------ Rows
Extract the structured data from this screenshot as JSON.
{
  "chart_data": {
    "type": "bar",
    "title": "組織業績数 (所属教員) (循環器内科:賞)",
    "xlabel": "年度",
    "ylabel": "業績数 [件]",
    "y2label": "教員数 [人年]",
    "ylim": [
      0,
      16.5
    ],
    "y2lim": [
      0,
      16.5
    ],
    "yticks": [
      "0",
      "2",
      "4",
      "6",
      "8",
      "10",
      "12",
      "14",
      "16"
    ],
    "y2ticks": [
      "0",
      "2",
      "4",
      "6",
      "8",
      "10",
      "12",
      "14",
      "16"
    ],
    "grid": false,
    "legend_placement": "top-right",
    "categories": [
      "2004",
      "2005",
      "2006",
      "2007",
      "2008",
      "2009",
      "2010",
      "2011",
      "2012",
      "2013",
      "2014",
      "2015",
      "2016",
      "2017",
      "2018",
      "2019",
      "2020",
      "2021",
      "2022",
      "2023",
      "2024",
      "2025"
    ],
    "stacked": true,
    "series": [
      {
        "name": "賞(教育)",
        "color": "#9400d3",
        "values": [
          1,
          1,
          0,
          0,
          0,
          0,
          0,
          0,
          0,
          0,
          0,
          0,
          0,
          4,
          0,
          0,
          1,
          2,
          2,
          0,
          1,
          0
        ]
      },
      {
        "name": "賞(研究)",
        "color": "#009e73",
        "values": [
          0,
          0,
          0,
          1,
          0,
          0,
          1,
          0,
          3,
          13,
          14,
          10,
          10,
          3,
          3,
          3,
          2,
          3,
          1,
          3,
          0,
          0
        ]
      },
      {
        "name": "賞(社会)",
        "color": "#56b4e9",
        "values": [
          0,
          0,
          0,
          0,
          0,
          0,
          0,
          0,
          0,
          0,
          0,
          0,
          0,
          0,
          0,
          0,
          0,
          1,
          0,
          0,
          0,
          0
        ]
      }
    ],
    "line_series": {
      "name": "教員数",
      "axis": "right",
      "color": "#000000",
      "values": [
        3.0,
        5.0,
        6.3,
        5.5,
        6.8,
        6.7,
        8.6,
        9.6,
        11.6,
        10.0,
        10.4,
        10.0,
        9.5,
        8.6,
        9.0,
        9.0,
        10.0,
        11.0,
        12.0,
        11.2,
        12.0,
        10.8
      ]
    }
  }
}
------------
[Objective] Retype all of the data shown above, word for word.

[Output below]
Extract the structured data from this screenshot as JSON.
{
  "chart_data": {
    "type": "bar",
    "title": "組織業績数 (所属教員) (循環器内科:賞)",
    "xlabel": "年度",
    "ylabel": "業績数 [件]",
    "y2label": "教員数 [人年]",
    "ylim": [
      0,
      16.5
    ],
    "y2lim": [
      0,
      16.5
    ],
    "yticks": [
      "0",
      "2",
      "4",
      "6",
      "8",
      "10",
      "12",
      "14",
      "16"
    ],
    "y2ticks": [
      "0",
      "2",
      "4",
      "6",
      "8",
      "10",
      "12",
      "14",
      "16"
    ],
    "grid": false,
    "legend_placement": "top-right",
    "categories": [
      "2004",
      "2005",
      "2006",
      "2007",
      "2008",
      "2009",
      "2010",
      "2011",
      "2012",
      "2013",
      "2014",
      "2015",
      "2016",
      "2017",
      "2018",
      "2019",
      "2020",
      "2021",
      "2022",
      "2023",
      "2024",
      "2025"
    ],
    "stacked": true,
    "series": [
      {
        "name": "賞(教育)",
        "color": "#9400d3",
        "values": [
          1,
          1,
          0,
          0,
          0,
          0,
          0,
          0,
          0,
          0,
          0,
          0,
          0,
          4,
          0,
          0,
          1,
          2,
          2,
          0,
          1,
          0
        ]
      },
      {
        "name": "賞(研究)",
        "color": "#009e73",
        "values": [
          0,
          0,
          0,
          1,
          0,
          0,
          1,
          0,
          3,
          13,
          14,
          10,
          10,
          3,
          3,
          3,
          2,
          3,
          1,
          3,
          0,
          0
        ]
      },
      {
        "name": "賞(社会)",
        "color": "#56b4e9",
        "values": [
          0,
          0,
          0,
          0,
          0,
          0,
          0,
          0,
          0,
          0,
          0,
          0,
          0,
          0,
          0,
          0,
          0,
          1,
          0,
          0,
          0,
          0
        ]
      }
    ],
    "line_series": {
      "name": "教員数",
      "axis": "right",
      "color": "#000000",
      "values": [
        3.0,
        5.0,
        6.3,
        5.5,
        6.8,
        6.7,
        8.6,
        9.6,
        11.6,
        10.0,
        10.4,
        10.0,
        9.5,
        8.6,
        9.0,
        9.0,
        10.0,
        11.0,
        12.0,
        11.2,
        12.0,
        10.8
      ]
    }
  }
}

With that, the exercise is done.